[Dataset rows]
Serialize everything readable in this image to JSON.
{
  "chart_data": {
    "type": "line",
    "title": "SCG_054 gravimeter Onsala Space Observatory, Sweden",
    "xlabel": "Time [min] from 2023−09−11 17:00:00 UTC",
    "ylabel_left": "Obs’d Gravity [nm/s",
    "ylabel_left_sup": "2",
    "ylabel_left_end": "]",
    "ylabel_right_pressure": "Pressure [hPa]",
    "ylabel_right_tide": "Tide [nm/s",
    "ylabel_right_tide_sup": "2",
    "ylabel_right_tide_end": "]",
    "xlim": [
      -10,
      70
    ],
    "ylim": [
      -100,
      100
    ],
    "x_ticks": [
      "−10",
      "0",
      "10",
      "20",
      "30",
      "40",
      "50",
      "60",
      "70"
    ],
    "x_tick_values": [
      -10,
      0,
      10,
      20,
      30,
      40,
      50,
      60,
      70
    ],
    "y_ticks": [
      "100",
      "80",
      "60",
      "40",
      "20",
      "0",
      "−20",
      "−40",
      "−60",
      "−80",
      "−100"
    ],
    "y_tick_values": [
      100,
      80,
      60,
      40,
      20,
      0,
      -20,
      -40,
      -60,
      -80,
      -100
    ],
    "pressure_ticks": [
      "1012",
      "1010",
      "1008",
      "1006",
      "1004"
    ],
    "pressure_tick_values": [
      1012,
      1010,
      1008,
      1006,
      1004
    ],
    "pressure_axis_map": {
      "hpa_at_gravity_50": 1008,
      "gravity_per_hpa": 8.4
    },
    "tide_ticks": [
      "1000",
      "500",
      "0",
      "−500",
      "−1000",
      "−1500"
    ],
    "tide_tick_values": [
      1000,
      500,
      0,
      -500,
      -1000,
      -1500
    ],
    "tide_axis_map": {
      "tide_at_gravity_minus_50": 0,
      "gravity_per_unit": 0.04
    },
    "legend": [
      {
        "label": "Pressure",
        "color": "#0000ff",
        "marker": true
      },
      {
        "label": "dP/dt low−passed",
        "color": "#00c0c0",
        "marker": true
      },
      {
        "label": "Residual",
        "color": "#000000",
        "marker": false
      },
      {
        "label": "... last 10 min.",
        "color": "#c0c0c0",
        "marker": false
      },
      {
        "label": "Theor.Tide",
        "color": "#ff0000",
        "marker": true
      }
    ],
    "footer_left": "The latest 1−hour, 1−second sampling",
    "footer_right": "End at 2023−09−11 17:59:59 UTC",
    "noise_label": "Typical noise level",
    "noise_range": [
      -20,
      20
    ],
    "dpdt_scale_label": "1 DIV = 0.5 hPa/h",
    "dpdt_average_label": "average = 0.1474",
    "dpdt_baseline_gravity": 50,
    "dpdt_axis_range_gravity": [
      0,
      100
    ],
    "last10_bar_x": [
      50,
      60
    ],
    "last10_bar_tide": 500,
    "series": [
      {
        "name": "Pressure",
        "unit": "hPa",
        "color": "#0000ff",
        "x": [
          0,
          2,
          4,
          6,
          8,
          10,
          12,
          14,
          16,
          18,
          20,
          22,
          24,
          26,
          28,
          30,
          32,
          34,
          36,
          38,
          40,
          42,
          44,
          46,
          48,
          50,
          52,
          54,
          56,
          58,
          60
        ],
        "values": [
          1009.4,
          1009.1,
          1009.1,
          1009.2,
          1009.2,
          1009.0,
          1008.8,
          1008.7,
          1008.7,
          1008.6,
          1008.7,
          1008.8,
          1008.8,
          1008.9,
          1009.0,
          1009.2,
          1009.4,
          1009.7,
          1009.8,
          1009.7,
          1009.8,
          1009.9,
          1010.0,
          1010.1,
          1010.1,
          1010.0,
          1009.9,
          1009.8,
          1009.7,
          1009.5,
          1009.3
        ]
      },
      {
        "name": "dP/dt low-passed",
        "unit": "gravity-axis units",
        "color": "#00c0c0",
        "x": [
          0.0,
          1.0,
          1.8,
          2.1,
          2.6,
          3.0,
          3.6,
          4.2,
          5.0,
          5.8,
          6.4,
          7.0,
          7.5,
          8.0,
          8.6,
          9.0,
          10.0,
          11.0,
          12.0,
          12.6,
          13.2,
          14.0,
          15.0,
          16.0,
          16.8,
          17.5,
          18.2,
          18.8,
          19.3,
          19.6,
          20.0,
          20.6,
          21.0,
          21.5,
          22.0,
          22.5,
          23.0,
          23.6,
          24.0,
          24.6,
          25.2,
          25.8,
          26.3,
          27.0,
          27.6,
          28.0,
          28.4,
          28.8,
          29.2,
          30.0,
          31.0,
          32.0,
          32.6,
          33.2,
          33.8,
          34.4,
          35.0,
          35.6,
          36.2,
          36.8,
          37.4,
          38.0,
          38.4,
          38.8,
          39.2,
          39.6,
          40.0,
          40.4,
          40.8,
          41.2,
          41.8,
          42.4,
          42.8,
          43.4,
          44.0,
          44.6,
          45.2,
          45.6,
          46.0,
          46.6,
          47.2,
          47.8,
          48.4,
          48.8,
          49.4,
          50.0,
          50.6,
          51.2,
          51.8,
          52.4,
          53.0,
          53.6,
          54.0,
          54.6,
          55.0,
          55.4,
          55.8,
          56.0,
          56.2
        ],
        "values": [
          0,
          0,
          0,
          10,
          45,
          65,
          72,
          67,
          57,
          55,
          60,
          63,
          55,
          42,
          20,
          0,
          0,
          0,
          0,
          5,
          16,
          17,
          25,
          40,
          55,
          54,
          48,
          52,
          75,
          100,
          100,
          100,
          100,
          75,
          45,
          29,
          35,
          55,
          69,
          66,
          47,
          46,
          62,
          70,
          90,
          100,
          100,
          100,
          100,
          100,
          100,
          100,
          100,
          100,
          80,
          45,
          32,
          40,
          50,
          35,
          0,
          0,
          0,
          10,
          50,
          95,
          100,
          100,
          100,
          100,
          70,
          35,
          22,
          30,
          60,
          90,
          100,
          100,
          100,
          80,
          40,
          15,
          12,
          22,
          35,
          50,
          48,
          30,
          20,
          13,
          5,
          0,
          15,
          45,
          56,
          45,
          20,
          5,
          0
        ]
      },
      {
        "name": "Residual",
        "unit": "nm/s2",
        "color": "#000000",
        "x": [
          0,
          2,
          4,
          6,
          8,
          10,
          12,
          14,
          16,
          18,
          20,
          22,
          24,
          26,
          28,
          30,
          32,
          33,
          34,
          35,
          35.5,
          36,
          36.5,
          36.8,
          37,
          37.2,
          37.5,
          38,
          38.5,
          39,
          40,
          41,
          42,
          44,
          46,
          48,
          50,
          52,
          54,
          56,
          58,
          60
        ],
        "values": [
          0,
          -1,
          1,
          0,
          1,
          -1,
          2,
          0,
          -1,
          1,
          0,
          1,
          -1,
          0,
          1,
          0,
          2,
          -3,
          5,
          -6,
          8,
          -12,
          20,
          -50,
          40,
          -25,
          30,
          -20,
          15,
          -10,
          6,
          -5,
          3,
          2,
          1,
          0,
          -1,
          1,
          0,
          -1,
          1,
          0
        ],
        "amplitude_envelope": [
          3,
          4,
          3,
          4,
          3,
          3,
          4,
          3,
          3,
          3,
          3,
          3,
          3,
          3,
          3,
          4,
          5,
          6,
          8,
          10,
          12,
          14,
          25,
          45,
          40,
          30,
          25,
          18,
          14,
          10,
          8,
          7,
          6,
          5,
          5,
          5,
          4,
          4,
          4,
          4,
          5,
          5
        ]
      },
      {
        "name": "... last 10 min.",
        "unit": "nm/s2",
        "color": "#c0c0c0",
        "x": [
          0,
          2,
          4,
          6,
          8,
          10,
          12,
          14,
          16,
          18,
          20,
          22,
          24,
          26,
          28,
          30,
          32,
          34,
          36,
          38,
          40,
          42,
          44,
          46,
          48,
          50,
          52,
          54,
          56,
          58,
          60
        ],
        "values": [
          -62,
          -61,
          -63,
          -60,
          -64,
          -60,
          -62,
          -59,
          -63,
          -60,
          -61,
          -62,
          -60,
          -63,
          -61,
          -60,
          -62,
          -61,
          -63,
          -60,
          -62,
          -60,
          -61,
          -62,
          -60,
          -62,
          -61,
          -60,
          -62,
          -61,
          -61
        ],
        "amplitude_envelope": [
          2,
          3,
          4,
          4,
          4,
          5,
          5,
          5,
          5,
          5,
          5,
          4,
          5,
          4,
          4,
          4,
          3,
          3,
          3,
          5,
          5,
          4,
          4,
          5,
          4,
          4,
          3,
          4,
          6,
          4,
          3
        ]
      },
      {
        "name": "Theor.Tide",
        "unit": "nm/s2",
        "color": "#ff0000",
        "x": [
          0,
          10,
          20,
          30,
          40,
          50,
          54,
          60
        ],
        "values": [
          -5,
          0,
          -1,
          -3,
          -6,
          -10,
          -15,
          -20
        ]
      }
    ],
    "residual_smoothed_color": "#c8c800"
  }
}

SHORT PROBLEM ▸ Among the entries above, how many lines hold the word "passed"? Reply with only that number.

PROBLEM SOLUTION ▸ 2